**AIM**
Write only the number of lines in the records beneath that hold "level".

**SUPPLIED RECORDS**

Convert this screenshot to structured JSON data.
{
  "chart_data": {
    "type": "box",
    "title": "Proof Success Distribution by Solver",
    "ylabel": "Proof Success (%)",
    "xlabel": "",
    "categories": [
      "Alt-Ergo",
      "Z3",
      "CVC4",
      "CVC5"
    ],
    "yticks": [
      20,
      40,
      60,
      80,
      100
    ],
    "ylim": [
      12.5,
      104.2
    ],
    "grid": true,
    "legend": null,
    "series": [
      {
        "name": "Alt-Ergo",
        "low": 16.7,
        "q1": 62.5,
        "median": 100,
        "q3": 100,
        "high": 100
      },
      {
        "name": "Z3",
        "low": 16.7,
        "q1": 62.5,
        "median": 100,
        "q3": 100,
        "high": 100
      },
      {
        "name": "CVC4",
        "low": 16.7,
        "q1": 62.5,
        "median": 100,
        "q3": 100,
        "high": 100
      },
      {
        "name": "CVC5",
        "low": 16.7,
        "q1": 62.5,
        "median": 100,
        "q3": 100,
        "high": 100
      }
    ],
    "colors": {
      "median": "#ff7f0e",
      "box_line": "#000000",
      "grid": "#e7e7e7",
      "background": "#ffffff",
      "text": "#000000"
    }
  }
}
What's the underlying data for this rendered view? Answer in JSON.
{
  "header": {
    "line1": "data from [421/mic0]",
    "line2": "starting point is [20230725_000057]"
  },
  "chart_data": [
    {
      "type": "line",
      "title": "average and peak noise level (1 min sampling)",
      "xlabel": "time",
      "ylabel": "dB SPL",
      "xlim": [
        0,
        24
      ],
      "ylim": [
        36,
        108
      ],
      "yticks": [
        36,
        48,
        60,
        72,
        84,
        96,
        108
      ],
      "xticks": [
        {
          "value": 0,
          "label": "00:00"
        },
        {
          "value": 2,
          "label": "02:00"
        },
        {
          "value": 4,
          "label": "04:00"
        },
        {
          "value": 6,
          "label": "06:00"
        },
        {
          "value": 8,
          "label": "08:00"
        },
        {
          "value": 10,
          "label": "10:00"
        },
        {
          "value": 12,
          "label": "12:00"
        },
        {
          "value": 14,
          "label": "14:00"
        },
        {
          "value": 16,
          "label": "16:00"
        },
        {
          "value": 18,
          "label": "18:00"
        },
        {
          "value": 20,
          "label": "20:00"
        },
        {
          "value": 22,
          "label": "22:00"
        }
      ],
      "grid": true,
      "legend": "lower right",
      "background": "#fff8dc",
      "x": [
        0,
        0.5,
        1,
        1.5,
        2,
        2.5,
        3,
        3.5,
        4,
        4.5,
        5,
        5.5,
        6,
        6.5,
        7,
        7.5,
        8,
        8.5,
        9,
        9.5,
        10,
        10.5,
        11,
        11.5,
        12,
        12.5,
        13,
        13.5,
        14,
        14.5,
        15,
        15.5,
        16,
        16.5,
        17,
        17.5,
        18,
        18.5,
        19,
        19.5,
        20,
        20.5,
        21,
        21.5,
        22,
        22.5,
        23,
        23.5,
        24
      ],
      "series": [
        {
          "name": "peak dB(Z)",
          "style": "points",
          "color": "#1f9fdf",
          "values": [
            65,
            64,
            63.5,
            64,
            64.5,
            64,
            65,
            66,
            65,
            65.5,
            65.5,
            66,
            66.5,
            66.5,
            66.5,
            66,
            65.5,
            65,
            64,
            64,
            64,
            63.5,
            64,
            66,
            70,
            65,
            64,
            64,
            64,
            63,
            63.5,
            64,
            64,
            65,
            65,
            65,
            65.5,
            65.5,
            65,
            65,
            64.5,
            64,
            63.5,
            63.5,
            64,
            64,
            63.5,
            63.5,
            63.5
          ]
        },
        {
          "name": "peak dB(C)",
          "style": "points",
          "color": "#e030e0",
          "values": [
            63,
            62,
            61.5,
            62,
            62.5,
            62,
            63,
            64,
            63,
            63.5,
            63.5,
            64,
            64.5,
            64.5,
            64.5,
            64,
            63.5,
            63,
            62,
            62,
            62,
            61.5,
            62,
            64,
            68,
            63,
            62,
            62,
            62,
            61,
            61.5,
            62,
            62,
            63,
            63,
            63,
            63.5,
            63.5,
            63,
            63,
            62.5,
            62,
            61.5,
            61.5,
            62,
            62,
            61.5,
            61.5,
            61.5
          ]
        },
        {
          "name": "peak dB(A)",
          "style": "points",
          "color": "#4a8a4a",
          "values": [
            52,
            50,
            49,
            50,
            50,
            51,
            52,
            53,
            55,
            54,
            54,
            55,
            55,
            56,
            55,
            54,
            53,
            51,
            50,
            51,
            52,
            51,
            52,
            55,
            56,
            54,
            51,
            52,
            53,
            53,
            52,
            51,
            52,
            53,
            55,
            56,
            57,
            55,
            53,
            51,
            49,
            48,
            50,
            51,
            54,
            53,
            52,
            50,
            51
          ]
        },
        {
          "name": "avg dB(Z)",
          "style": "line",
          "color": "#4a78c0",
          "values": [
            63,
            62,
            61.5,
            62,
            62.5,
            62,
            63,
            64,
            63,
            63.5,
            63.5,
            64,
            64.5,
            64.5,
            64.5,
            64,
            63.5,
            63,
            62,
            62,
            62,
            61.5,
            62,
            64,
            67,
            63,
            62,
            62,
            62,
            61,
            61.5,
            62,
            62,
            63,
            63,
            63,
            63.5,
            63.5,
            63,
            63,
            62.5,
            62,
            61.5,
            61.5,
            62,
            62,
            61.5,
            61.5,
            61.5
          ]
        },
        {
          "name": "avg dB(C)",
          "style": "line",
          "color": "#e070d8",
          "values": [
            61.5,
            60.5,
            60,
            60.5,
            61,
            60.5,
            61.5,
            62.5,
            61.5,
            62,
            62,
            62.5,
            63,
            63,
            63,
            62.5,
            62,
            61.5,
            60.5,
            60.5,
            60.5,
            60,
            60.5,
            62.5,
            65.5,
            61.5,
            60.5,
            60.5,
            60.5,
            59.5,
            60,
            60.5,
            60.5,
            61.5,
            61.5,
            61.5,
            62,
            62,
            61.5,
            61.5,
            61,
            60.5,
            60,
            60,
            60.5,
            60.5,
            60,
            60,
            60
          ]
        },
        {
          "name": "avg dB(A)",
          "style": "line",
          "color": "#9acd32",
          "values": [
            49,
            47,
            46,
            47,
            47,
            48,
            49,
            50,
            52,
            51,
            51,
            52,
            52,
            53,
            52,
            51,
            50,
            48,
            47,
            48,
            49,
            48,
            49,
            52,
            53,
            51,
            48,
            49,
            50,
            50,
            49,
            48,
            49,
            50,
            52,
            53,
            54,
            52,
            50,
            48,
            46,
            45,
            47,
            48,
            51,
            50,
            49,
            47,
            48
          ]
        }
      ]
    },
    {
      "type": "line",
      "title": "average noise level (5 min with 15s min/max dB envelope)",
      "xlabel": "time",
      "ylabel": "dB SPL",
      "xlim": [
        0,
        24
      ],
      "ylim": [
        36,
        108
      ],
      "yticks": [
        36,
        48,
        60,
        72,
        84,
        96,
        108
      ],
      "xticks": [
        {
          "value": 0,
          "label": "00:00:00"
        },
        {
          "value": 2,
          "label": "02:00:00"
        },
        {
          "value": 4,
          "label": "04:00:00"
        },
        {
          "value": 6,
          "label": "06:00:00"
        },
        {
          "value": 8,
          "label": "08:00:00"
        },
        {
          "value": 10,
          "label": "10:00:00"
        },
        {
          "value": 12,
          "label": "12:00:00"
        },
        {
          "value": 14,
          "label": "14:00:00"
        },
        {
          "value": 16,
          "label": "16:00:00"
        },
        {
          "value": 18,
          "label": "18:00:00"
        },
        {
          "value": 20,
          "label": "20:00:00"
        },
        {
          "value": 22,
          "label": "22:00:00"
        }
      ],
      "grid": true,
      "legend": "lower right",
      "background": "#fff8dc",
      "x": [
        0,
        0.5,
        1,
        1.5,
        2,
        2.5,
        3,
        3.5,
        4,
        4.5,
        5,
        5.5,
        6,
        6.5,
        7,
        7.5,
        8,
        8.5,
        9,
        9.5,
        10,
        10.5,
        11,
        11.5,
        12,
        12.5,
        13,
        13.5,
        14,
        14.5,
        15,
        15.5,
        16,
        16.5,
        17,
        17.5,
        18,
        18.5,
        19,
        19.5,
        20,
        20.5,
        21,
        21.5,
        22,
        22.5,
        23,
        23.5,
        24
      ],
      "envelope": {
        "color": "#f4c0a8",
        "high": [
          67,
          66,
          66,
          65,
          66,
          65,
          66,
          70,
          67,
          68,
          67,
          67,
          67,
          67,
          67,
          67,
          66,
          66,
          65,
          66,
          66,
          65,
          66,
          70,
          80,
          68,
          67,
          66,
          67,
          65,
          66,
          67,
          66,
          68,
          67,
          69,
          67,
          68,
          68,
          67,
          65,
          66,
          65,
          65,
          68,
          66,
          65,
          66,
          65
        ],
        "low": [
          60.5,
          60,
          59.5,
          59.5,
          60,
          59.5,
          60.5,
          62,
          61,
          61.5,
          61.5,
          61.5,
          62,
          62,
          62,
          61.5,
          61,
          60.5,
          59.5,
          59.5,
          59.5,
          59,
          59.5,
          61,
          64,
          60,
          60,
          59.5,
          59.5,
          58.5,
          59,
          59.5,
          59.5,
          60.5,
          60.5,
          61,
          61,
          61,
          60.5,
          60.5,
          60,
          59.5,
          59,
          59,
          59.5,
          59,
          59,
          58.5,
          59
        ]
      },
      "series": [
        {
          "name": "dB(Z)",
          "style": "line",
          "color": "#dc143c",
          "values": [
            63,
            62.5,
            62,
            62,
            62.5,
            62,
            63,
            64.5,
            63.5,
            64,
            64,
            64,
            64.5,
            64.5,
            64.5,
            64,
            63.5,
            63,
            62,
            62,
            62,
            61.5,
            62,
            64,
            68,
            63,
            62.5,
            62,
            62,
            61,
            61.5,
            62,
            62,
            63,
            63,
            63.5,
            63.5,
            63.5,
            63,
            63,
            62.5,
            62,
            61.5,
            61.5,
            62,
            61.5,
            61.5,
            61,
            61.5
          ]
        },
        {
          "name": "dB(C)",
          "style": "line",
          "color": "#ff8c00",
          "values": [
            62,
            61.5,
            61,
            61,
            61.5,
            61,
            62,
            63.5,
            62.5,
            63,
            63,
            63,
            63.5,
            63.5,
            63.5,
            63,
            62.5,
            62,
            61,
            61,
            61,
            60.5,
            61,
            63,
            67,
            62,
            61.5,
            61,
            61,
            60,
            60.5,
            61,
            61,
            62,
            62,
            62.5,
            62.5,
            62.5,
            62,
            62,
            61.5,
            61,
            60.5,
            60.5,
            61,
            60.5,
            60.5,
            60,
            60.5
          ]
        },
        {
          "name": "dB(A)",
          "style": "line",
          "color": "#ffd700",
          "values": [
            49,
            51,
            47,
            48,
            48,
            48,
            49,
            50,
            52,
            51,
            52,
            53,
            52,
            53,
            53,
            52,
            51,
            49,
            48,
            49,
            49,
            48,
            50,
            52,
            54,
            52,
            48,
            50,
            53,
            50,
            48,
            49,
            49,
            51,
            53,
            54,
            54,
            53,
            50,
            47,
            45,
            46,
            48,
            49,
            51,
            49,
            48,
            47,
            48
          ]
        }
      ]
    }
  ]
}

**RESPONSE**
2